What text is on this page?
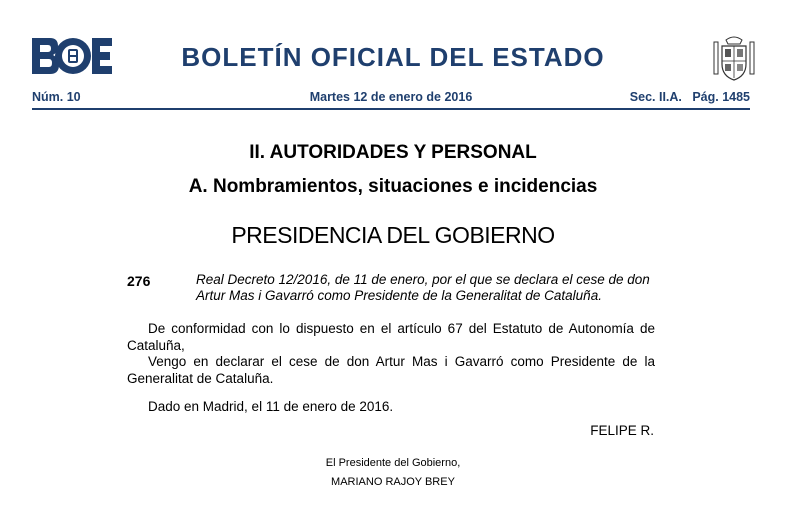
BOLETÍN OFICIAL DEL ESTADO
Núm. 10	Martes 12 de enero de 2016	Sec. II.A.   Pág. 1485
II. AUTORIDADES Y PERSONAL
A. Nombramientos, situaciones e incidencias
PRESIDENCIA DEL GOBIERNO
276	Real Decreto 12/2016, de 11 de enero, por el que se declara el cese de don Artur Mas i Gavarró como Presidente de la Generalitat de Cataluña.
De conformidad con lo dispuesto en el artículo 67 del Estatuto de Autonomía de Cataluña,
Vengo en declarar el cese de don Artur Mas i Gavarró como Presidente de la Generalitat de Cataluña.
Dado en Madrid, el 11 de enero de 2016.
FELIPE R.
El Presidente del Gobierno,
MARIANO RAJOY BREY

## Written task:
Reproduce every line above as written, skipping pictures.

## Response for this exercise:
What text is on this page?
BOLETÍN OFICIAL DEL ESTADO
Núm. 10	Martes 12 de enero de 2016	Sec. II.A.   Pág. 1485
II. AUTORIDADES Y PERSONAL
A. Nombramientos, situaciones e incidencias
PRESIDENCIA DEL GOBIERNO
276	Real Decreto 12/2016, de 11 de enero, por el que se declara el cese de don Artur Mas i Gavarró como Presidente de la Generalitat de Cataluña.
De conformidad con lo dispuesto en el artículo 67 del Estatuto de Autonomía de Cataluña,
Vengo en declarar el cese de don Artur Mas i Gavarró como Presidente de la Generalitat de Cataluña.
Dado en Madrid, el 11 de enero de 2016.
FELIPE R.
El Presidente del Gobierno,
MARIANO RAJOY BREY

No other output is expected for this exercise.